* [Exercise prompt] Can you return, word for word, the part of the column on religious diversity that begins at "Before we discuss" and stops after "the coming decades."?

* [Selected extract]
Religion

Religious diversity is a hallmark of the American experience

Said Ahmed-Zaid
Said Ahmed-Zaid doswald@idahostatesman.com

Several weeks ago, I wrote an article in which I classified people into roughly two camps: those who believe in a deity or supernatural force and those who do not. In this week’s column, I will examine some statistics and trends collected by nonpartisan fact tanks about the future of religion in general, and of Islam in particular.

Before we discuss these statistics, it is worth mentioning that the number of Americans who do not identify with a particular religion has been rising, just as it has been in much of Europe. However, according to a new study on the future of world religions conducted by the Pew Research Center, the percentage of religiously unaffiliated people is actually expected to decrease from 16 percent in 2015 to roughly 13 percent of the world population in 2060. This decline among the unaffiliated may help explain why the percentage of “nones” (people who identify as atheist or agnostic, or those with no particular religion) is projected to decline as a share of the world’s population in the coming decades.

By contrast, more babies were born to Christian mothers than to members of any other religion in recent years, which is only natural since Christianity is currently the world’s largest religious group. The Pew Research Center has also determined that, between 2030 and 2035, there will be slightly more babies born to Muslims (225 million) than to Christians (224 million), even though the total Christian population will still be larger. This prediction is based on the relatively young population and high birth rates of Muslims. By the 2055 to 2060 period, the birth gap will be about 6 million (232 million births among Muslims versus 226 million births among Christians).

* [Listed records]
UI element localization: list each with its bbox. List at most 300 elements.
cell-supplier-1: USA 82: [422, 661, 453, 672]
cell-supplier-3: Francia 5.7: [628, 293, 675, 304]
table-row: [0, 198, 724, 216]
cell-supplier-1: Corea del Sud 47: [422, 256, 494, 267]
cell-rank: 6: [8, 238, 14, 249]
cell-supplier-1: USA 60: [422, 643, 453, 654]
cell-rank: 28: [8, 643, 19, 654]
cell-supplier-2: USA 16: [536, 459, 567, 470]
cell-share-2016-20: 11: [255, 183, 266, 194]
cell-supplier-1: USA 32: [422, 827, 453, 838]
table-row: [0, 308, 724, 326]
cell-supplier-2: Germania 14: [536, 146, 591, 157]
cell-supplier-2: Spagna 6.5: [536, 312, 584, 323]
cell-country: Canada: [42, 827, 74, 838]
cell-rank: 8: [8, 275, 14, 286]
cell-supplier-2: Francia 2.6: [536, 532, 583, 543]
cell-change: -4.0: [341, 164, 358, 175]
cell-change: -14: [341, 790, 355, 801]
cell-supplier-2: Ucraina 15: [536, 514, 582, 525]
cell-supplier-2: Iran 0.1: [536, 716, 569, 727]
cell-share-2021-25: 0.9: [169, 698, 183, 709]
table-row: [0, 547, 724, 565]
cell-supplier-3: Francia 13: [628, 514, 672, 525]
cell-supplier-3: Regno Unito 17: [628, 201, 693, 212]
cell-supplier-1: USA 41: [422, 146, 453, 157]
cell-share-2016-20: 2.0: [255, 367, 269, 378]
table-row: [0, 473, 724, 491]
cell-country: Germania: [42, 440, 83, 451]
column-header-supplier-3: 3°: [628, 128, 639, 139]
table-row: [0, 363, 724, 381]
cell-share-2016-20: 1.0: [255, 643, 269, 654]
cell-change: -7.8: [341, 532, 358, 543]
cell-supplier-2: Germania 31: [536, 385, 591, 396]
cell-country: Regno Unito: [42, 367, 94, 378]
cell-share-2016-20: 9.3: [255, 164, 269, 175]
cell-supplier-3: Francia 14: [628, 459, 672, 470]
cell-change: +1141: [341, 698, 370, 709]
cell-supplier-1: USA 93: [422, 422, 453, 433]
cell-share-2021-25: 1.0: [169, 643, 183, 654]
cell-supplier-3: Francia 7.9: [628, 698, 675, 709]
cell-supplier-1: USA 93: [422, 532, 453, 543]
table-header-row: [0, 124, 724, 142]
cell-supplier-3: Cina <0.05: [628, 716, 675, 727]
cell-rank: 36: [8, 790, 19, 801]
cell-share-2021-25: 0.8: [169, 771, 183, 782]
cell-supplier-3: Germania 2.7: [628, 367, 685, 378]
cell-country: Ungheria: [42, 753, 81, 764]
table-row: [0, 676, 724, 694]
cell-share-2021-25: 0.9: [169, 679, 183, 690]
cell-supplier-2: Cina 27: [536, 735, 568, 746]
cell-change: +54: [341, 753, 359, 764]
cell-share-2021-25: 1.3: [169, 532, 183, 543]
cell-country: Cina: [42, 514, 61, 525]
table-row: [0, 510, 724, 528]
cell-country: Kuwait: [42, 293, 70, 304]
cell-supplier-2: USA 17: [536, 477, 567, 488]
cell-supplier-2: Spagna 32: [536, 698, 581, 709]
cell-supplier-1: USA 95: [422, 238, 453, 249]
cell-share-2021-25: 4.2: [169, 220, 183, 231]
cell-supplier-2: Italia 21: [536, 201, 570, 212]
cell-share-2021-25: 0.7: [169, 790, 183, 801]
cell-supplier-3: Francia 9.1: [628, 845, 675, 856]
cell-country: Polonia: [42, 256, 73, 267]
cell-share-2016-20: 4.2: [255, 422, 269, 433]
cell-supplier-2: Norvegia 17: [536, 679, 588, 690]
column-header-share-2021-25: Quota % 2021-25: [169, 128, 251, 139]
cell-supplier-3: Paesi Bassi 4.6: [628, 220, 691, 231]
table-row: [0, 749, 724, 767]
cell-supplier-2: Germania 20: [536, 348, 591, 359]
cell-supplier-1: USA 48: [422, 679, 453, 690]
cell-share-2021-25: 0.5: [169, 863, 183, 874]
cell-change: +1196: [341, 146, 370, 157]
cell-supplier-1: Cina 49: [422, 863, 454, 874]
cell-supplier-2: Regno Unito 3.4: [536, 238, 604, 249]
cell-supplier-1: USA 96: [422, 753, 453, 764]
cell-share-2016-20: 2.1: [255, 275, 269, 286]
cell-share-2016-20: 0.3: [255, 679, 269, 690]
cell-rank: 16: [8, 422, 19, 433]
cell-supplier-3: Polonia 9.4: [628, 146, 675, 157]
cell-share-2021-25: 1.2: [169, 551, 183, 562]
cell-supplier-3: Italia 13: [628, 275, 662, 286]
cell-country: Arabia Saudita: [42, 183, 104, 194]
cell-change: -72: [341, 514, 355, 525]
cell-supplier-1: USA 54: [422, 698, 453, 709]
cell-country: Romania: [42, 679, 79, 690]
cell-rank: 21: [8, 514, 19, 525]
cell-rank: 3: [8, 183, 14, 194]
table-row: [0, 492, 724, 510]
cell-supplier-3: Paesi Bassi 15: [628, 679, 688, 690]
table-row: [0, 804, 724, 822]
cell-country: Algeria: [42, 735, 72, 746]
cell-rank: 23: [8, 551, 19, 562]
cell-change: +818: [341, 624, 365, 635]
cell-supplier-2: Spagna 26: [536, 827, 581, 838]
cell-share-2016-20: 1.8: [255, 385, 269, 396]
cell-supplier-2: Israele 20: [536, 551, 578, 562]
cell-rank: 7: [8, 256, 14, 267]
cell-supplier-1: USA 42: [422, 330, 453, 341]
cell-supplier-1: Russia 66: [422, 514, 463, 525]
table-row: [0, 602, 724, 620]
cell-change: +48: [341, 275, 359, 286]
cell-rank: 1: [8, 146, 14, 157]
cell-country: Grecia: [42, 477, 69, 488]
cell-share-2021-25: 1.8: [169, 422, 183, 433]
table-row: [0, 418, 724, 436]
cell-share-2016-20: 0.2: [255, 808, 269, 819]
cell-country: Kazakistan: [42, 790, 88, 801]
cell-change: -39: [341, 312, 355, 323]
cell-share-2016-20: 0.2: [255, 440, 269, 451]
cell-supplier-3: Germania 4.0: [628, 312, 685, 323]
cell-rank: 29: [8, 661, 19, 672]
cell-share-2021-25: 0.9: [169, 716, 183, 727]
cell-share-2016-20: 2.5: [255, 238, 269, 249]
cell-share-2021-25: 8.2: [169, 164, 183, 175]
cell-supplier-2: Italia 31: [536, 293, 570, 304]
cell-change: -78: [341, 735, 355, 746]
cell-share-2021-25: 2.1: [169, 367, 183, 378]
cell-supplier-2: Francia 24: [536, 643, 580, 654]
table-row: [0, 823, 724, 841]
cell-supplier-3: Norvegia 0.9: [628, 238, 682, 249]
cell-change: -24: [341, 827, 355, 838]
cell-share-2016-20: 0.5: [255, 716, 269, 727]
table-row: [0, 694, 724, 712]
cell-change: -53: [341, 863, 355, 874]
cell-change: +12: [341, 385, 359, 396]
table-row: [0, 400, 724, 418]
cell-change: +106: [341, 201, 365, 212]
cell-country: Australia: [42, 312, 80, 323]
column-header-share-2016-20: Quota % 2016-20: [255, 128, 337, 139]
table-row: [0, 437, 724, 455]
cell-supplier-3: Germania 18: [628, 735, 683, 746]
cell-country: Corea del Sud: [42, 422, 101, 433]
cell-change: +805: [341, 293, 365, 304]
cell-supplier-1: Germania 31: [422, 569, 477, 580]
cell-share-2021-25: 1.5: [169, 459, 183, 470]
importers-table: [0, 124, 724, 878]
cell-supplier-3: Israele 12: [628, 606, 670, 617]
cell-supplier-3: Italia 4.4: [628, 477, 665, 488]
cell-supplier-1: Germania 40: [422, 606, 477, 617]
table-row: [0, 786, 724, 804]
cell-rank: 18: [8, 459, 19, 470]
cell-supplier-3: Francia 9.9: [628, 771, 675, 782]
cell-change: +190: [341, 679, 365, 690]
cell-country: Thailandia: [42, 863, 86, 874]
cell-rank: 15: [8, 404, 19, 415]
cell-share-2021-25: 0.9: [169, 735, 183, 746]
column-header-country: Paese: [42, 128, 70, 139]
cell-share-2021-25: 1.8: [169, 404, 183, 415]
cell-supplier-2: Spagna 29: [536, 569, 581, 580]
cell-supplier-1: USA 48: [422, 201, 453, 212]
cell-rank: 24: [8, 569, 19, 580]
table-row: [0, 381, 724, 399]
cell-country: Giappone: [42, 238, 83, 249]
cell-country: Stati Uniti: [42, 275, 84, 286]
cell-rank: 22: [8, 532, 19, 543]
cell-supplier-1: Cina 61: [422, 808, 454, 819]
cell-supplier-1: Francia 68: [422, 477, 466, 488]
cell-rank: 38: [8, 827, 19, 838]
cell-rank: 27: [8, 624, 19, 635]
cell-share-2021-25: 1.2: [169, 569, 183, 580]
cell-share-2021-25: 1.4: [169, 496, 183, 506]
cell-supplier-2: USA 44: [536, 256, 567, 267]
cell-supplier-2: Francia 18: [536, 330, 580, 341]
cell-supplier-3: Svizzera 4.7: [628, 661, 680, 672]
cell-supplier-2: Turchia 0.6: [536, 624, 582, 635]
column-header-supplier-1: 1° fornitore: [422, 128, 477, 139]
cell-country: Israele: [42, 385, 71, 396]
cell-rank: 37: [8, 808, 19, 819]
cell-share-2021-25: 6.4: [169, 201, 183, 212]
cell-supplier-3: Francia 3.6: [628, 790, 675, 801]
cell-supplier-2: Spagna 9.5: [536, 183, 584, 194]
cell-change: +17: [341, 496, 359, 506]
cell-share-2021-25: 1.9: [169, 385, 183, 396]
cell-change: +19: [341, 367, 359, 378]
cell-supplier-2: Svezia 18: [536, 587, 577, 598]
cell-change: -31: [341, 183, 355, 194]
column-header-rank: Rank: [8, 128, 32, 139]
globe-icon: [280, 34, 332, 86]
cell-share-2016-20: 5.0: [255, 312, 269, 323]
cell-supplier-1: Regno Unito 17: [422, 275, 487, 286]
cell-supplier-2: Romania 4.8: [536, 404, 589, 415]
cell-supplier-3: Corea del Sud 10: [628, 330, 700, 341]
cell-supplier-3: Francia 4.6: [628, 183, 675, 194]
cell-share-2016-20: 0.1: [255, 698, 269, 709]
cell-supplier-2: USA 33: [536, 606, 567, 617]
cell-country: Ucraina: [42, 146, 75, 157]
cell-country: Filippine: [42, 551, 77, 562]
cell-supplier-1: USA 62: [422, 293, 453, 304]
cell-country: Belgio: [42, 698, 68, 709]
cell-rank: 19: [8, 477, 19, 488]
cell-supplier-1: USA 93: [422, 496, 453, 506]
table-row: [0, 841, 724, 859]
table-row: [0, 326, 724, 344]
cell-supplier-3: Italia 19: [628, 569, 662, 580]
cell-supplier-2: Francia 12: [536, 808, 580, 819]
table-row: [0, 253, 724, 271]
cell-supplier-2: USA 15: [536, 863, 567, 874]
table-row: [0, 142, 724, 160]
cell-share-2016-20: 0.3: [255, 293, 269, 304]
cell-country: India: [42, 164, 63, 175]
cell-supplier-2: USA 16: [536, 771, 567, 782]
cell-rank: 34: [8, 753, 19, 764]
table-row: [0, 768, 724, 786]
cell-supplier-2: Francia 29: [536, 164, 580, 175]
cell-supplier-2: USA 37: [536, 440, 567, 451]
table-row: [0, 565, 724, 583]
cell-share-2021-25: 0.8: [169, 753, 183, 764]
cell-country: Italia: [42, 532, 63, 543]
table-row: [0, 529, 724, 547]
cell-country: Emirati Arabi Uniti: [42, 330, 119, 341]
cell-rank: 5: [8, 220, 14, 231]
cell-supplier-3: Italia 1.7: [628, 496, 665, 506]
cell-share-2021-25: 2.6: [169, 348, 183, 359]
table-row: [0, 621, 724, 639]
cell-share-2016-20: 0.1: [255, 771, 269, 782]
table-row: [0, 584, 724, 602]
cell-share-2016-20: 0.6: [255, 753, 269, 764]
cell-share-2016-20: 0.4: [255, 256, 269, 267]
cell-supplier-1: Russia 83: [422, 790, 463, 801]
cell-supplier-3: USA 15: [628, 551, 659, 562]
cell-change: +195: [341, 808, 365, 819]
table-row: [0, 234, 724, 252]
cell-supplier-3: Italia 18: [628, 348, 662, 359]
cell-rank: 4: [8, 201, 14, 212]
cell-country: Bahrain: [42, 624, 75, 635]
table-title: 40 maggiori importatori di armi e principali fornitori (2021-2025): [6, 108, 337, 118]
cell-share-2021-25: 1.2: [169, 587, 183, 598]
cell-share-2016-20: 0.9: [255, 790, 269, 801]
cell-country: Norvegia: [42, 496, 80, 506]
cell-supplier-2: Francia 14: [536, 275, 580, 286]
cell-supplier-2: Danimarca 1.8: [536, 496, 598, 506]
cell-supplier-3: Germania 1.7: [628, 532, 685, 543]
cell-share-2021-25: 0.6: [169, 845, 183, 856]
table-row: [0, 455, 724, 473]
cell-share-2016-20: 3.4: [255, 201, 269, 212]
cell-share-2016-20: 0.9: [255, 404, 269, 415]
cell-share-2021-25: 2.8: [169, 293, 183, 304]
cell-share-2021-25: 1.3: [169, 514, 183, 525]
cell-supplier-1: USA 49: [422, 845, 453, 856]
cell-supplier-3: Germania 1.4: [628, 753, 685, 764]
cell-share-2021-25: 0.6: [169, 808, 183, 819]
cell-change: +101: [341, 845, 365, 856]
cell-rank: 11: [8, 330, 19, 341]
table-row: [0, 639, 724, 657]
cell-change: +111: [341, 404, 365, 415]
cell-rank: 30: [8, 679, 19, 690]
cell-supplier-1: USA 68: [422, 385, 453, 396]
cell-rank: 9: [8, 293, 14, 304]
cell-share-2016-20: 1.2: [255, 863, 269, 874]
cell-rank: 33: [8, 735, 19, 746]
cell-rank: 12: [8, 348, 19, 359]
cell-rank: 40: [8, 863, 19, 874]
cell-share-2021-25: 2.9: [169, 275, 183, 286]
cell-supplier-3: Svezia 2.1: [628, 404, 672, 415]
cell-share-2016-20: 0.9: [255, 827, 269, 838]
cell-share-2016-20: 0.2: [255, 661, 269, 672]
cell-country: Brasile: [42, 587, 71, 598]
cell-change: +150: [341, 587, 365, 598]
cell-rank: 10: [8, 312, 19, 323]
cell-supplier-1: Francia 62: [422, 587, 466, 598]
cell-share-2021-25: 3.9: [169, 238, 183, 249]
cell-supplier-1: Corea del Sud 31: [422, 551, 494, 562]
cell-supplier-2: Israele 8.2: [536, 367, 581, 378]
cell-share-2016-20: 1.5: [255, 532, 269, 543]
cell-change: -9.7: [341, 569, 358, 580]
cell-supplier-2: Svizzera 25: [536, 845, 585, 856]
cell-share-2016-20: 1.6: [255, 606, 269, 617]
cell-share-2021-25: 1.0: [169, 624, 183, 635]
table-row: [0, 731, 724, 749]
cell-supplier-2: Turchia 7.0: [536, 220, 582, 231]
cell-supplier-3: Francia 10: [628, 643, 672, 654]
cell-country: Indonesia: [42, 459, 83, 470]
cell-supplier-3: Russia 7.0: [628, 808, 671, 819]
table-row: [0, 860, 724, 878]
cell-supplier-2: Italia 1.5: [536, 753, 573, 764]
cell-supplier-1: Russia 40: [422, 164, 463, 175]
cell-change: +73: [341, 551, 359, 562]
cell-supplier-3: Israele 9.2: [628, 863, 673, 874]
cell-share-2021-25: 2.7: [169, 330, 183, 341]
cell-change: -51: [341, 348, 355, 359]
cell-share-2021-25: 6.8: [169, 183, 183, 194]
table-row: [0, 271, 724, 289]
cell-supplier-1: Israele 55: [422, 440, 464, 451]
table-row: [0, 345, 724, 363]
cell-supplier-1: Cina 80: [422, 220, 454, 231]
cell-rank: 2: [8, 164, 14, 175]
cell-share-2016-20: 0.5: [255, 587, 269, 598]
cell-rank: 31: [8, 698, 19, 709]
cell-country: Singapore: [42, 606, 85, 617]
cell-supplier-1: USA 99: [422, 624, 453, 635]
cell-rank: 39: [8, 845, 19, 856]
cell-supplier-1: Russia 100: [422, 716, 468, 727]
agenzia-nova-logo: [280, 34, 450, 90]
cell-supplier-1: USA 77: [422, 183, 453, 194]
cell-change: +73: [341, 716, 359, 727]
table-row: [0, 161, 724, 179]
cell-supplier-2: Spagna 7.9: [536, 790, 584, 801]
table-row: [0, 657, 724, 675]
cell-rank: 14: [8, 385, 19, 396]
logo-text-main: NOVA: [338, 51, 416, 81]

* [Answer box]
Before we discuss these statistics, it is worth mentioning that the number of Americans who do not identify with a particular religion has been rising, just as it has been in much of Europe. However, according to a new study on the future of world religions conducted by the Pew Research Center, the percentage of religiously unaffiliated people is actually expected to decrease from 16 percent in 2015 to roughly 13 percent of the world population in 2060. This decline among the unaffiliated may help explain why the percentage of “nones” (people who identify as atheist or agnostic, or those with no particular religion) is projected to decline as a share of the world’s population in the coming decades.